_TEXT SEGMENT_

= Tracey Conway =

Tracey Conway (born August 27, 1956) is an actress, comedienne, writer and cardiac health advocate. She was a regular cast member on KING-TV's Almost Live!, a Seattle-based sketch comedy show, from 1984 to 1999.

==Early life==
Conway earned a BFA (Theater Arts) from the University of New Mexico. A classically trained actress, she attained a MFA in Drama from the University of Southern California and moved to Seattle to pursue stage acting. Conway was diagnosed with arrhythmia in her 20s and was prescribed medication. She lost her only brother, Mark, to a heart attack at age 39.

==Almost Live!==
Conway came to the attention of the Almost Live! creative team while temping in the human resources department of KING television as she pursued her theater acting career. She was first recruited by the show for an April Fool's Day sketch depicting the fictitious collapse of Seattle's Space Needle, where her "eyewitness" performance resulted in the station being inundated with calls and the 9-1-1 callboard being disabled.

Conway was one of the main female performers on Almost Live!, and her recurring characters included the eponymous character in "The Worst Girlfriend in the World" sketches. In 1992, just prior to the show starting its two-year run on the Comedy Central network, Conway won the Northwest Emmy Award for Best Talent. She won two Emmy award nominations for her writing on the show.

===Heart attack===
On January 21, 1995, at the close of a live taping of Almost Live!, Conway's heart went into potentially fatal arrhythmia ventricular fibrillation and she collapsed from sudden cardiac arrest on the set of the show. At first, the audience thought the collapse was a joke, as the cast had just done a sketch spoofing the television show ER. According to Conway, "A hundred people laughed at me. They assumed this was an actor's pratfall", but her fellow cast members knew this was unscripted. A volunteer firefighter in the audience performed CPR on Conway until first responders arrived. After about 18 minutes, following the sixth defibrillator shock, Conway's heart begin beating on its own again.

_GIVEN ENTRIES_
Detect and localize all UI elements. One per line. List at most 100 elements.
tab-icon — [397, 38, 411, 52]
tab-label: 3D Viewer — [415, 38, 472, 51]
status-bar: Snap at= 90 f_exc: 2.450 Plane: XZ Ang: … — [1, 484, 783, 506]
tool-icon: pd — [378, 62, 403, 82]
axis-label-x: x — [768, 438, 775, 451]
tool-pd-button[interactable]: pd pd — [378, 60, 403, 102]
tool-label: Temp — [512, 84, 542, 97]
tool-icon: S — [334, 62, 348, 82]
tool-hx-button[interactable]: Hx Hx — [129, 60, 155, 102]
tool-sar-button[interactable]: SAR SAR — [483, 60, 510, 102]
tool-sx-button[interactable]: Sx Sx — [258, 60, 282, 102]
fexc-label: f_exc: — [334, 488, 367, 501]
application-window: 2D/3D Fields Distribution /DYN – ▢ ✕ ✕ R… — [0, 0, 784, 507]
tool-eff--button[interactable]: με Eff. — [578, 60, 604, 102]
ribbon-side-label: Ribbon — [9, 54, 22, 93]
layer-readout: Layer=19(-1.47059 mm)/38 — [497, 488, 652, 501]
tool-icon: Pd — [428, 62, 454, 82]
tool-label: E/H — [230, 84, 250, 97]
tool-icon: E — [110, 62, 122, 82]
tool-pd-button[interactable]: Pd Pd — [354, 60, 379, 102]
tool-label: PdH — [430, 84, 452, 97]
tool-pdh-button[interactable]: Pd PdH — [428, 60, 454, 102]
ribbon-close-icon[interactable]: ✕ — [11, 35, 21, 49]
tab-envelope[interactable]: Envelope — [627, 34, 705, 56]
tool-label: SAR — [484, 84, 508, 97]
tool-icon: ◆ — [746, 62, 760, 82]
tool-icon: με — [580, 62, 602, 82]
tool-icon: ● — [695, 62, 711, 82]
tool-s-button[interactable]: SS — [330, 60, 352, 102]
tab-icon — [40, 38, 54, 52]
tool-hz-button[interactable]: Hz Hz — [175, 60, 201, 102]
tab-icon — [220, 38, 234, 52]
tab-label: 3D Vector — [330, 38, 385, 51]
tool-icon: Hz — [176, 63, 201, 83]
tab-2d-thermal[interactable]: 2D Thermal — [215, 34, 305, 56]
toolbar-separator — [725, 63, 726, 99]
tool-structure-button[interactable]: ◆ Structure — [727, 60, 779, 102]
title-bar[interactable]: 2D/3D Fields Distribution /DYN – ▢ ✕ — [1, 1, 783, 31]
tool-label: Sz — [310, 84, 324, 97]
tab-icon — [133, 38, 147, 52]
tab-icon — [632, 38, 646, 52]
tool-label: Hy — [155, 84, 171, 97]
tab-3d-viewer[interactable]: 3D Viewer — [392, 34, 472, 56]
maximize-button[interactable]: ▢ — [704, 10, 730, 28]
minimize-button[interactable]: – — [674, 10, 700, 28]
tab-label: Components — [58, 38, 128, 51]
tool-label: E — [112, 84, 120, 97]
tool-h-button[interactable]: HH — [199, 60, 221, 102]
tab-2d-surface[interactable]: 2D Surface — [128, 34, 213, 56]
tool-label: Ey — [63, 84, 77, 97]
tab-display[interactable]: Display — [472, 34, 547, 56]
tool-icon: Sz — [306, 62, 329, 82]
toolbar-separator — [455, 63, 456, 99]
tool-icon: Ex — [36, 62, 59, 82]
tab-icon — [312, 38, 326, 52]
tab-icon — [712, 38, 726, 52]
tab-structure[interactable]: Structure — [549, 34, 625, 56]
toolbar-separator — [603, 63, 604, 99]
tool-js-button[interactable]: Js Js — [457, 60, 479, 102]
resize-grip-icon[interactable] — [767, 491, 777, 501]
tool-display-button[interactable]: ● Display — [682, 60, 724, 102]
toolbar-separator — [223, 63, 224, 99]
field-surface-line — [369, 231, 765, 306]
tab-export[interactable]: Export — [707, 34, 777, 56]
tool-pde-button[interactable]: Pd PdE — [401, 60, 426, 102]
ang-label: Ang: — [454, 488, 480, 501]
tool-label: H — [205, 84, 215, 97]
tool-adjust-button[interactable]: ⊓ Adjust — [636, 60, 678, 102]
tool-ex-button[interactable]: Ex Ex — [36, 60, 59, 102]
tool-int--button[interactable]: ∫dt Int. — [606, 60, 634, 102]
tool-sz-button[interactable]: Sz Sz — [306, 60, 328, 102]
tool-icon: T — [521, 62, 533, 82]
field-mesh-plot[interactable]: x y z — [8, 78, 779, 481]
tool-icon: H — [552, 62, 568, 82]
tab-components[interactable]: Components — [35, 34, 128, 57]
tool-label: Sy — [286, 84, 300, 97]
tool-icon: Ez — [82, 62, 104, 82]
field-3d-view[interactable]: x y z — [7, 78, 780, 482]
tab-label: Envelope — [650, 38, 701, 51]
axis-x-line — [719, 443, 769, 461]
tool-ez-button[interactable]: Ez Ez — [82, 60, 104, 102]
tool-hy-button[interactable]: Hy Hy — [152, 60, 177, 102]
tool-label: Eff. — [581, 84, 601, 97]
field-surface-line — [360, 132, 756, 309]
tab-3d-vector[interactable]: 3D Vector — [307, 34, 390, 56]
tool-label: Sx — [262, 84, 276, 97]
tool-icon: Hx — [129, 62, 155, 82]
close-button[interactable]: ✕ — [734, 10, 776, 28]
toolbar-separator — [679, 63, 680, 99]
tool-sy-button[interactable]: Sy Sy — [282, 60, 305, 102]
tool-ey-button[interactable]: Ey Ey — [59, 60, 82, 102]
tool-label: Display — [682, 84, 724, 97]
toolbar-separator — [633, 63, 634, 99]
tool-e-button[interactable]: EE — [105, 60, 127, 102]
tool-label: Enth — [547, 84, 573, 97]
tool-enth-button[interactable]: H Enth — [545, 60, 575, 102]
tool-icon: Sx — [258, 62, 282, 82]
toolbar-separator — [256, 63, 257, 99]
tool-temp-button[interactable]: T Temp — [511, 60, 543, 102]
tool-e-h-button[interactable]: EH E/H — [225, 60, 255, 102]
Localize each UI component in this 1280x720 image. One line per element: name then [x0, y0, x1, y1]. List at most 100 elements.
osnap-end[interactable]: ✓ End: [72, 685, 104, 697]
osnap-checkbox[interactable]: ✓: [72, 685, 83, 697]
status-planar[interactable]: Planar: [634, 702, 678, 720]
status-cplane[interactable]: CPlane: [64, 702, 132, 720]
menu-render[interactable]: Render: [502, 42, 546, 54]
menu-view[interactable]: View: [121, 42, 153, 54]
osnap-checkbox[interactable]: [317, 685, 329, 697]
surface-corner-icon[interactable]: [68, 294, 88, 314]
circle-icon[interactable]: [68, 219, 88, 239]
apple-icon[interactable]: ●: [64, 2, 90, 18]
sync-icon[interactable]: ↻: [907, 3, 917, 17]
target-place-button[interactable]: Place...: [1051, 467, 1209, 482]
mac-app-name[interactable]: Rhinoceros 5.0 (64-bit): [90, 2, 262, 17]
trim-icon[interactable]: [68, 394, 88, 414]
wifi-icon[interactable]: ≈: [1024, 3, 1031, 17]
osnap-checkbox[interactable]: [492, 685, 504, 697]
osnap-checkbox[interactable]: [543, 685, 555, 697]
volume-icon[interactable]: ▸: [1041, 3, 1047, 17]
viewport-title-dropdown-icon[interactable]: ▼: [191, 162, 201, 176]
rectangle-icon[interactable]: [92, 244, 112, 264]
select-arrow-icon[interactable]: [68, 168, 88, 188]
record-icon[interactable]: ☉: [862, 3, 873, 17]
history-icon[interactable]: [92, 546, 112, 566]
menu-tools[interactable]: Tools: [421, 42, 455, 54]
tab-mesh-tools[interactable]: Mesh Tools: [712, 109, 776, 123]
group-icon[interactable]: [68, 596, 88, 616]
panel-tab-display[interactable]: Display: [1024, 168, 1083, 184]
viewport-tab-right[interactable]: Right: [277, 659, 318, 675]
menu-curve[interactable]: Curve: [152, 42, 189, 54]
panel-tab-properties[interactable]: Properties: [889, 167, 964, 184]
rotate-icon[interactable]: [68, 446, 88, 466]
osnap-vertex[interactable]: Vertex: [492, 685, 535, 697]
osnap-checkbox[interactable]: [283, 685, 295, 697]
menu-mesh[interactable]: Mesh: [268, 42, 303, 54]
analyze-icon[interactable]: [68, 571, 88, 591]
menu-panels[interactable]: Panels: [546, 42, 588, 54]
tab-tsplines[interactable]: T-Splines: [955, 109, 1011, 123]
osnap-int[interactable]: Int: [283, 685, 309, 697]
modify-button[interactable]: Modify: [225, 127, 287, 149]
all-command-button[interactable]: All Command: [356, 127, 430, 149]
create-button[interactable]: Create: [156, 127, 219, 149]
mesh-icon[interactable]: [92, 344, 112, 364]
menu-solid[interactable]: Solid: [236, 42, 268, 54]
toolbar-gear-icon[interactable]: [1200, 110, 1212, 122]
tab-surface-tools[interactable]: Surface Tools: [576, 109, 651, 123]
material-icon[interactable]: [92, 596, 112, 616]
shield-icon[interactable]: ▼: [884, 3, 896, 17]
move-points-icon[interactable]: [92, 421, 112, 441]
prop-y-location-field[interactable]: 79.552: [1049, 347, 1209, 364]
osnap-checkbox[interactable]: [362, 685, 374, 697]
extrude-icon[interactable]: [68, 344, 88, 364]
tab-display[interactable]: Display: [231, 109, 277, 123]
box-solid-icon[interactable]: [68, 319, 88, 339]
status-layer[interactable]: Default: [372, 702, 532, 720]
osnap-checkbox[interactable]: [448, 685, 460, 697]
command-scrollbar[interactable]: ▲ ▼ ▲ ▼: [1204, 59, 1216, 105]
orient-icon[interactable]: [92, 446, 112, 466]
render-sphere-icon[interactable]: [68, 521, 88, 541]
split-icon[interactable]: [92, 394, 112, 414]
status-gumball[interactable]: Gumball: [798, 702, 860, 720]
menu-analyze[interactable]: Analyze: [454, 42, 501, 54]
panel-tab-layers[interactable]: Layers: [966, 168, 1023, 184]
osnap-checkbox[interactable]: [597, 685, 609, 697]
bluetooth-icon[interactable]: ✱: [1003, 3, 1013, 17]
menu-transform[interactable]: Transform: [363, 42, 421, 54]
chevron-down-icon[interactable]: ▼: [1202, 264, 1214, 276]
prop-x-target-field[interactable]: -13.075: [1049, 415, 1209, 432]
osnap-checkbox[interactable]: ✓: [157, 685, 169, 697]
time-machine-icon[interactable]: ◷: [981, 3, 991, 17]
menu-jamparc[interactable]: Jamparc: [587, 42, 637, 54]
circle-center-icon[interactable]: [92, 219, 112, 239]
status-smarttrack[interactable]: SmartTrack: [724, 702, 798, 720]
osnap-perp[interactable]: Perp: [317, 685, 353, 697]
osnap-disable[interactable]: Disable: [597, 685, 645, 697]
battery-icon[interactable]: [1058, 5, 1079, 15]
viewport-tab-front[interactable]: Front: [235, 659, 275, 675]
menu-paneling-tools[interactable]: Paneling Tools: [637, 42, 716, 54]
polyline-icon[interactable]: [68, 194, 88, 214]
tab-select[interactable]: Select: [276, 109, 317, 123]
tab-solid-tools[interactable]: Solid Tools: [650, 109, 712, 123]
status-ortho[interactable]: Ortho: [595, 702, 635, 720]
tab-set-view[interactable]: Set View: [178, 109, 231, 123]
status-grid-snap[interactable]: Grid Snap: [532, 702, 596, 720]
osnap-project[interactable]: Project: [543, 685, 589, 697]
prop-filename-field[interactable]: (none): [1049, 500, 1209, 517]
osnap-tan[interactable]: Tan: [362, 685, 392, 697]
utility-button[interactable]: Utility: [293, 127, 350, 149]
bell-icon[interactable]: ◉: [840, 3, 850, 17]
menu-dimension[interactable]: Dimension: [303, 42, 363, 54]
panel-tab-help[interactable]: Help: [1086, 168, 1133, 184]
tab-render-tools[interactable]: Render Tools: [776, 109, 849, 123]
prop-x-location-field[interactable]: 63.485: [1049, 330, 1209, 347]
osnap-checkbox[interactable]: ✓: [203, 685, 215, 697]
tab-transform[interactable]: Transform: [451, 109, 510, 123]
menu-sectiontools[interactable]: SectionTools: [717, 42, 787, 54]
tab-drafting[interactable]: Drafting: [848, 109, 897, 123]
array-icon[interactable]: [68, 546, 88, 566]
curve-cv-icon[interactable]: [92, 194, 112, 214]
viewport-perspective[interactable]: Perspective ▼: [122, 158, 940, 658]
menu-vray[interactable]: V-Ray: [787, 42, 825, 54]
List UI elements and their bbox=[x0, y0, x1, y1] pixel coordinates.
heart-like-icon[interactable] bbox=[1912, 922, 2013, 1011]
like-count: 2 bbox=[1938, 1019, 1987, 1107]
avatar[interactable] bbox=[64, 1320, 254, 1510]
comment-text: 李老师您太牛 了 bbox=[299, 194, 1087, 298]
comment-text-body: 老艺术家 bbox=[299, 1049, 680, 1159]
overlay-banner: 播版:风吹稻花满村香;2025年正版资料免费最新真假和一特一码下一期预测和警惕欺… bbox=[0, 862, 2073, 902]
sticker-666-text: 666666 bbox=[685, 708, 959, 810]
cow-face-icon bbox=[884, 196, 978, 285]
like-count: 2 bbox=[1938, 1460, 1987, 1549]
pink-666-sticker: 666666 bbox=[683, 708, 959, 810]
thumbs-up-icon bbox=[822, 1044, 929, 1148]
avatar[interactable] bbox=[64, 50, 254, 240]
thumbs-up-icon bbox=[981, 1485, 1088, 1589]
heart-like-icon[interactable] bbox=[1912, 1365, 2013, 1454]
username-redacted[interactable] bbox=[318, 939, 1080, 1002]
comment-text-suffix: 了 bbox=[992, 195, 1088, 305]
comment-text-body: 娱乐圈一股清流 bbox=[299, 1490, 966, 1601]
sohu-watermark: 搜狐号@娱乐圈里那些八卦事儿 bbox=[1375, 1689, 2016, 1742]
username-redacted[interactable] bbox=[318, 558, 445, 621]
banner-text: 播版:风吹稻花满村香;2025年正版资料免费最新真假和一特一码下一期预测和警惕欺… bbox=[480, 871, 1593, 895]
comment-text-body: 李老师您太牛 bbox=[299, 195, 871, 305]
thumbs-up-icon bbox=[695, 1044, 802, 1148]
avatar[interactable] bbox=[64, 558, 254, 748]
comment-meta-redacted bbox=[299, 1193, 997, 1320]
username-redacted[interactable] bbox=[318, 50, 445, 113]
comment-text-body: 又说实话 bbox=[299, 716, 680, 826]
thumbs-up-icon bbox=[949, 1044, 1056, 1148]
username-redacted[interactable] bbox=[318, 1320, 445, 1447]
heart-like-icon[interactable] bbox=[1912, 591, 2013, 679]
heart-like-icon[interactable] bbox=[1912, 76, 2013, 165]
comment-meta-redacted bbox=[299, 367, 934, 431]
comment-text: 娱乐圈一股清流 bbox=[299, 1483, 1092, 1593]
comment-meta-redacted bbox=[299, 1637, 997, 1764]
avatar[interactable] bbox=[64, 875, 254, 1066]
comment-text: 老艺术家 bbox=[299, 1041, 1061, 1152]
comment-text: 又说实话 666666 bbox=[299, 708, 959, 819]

_EXERCISES TO COMPLETE_
a) Sum up the text on Tracey Conway in two sentences.
b) Transcribe the part of the text on Tracey Conway that opens with the words containing "Tracey Conway (born" and closes with "1984 to 1999.".
The items aren't needed here.

_ANSWERS BELOW_
a) Tracey Conway, a classically trained actress who was diagnosed with arrhythmia in her 20s, was a regular cast member on the Seattle sketch comedy show Almost Live! from 1984 to 1999 and won the Northwest Emmy Award for Best Talent in 1992. On January 21, 1995, she collapsed from sudden cardiac arrest on the show's set, and after CPR from a volunteer firefighter in the audience and six defibrillator shocks, her heart began beating on its own again.

b)
Tracey Conway (born August 27, 1956) is an actress, comedienne, writer and cardiac health advocate. She was a regular cast member on KING-TV's Almost Live!, a Seattle-based sketch comedy show, from 1984 to 1999.